» EXERCISE DETAILS
Wherever a line in the data below holds "Francisco", copy that line.

** START OF EXERCISE INPUTS **

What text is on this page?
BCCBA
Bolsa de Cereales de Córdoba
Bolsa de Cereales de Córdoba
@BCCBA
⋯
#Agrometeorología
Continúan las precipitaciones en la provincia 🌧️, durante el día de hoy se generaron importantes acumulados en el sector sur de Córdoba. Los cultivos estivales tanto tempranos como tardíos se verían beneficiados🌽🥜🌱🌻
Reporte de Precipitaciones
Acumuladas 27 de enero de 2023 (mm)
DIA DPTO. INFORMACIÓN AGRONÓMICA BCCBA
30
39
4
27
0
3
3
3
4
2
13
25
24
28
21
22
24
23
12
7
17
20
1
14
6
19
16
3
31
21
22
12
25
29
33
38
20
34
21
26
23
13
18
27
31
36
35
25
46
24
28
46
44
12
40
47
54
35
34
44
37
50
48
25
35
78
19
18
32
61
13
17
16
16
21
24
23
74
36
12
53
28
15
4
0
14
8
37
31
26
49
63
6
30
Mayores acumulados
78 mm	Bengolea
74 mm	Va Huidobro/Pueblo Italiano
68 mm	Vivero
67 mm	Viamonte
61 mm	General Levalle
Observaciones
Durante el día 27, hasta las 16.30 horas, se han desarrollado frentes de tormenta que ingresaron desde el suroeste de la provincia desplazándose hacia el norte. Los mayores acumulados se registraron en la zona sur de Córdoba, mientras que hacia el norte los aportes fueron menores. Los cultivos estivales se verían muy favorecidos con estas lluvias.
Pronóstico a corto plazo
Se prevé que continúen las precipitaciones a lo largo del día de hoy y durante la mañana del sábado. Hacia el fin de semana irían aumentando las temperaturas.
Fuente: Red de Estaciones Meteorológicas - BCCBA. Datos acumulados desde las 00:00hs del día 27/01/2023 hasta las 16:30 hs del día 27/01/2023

** END OF EXERCISE INPUTS **
** START OF EXERCISE INPUTS **

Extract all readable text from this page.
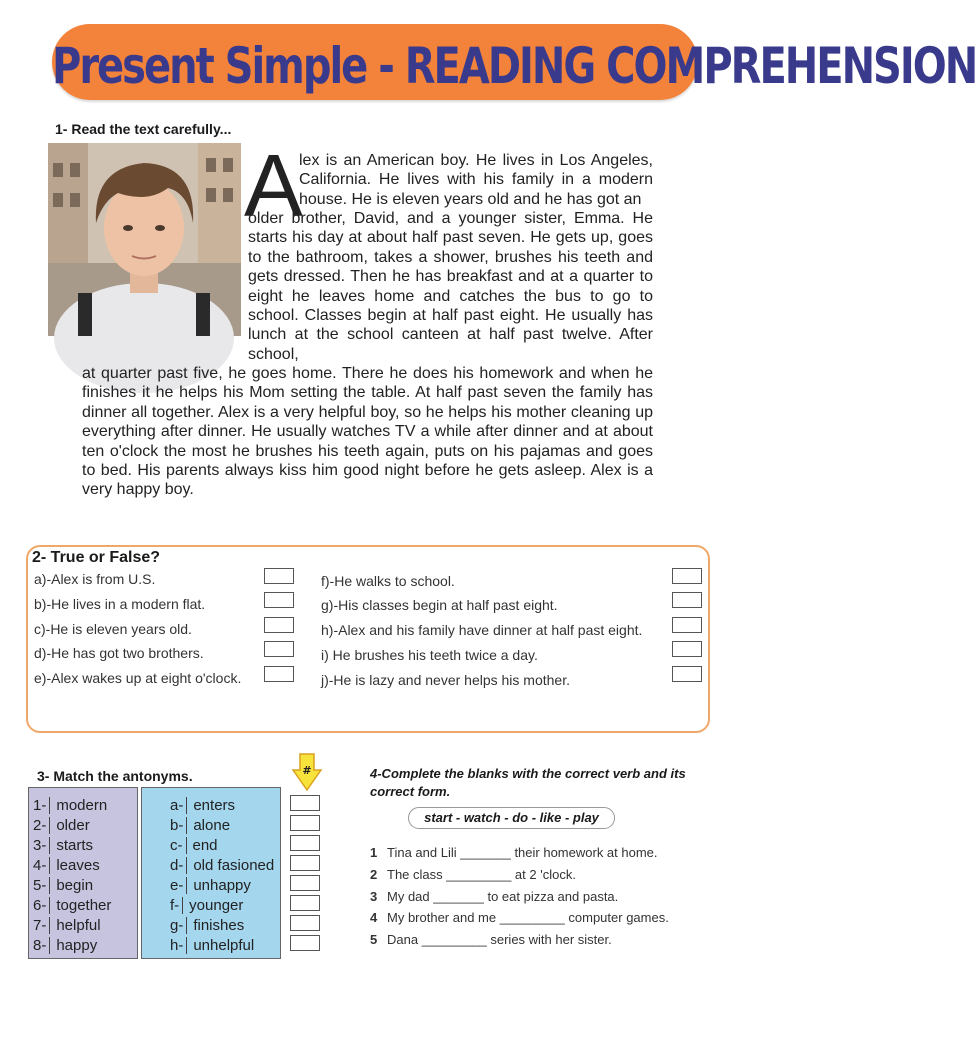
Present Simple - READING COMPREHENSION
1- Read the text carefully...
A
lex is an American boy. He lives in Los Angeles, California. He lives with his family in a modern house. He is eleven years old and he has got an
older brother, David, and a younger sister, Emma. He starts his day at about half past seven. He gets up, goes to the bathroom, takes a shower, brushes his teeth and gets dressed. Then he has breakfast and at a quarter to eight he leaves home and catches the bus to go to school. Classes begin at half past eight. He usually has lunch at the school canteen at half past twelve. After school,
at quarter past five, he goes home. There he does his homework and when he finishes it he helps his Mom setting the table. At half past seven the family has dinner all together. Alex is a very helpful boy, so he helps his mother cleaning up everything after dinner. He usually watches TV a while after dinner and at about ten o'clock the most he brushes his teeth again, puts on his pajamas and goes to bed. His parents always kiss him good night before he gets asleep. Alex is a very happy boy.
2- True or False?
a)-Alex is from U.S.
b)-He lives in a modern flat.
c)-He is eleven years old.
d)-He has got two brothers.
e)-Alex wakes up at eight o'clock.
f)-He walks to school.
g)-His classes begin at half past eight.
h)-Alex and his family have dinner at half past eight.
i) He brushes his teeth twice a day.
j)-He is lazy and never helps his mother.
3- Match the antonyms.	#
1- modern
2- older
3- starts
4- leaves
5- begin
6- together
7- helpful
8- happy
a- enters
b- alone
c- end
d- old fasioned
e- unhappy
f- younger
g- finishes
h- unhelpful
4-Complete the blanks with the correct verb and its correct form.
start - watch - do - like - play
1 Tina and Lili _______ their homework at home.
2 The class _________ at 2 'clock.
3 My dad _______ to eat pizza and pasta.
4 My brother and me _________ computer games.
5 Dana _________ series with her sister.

** END OF EXERCISE INPUTS **
** START OF EXERCISE INPUTS **

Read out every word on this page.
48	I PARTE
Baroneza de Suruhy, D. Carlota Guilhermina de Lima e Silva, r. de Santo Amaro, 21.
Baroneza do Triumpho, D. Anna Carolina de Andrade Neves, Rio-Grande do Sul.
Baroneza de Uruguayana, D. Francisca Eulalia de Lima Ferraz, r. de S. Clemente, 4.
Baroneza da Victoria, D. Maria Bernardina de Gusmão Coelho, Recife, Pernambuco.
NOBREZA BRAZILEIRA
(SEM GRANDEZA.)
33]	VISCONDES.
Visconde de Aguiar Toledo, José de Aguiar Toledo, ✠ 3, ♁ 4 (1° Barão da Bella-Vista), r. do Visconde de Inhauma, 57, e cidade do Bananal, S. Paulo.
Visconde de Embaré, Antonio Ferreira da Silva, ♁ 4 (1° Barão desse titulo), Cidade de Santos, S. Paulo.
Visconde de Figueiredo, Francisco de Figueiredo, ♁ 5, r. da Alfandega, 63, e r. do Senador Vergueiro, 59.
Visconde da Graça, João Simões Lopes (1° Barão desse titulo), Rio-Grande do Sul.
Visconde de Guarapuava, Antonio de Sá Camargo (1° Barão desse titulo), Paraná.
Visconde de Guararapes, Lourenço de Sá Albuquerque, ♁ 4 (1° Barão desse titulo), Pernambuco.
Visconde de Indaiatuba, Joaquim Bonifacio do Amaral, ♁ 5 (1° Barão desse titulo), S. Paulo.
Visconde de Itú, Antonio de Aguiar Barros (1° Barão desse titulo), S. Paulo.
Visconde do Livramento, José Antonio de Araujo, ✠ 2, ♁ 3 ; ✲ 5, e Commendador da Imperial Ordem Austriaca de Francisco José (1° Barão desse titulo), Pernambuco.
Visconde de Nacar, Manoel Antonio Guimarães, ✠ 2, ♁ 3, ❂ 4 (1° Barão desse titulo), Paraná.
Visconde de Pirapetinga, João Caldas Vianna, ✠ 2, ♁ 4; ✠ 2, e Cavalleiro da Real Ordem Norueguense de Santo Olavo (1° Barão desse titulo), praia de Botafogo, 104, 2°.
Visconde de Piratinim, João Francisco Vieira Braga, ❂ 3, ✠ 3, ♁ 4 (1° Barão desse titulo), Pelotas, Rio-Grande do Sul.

** END OF EXERCISE INPUTS **

» WRITTEN ANSWER
Visconde de Figueiredo, Francisco de Figueiredo, ♁ 5, r. da Alfandega, 63, e r. do Senador Vergueiro, 59.
Visconde do Livramento, José Antonio de Araujo, ✠ 2, ♁ 3 ; ✲ 5, e Commendador da Imperial Ordem Austriaca de Francisco José (1° Barão desse titulo), Pernambuco.
Visconde de Piratinim, João Francisco Vieira Braga, ❂ 3, ✠ 3, ♁ 4 (1° Barão desse titulo), Pelotas, Rio-Grande do Sul.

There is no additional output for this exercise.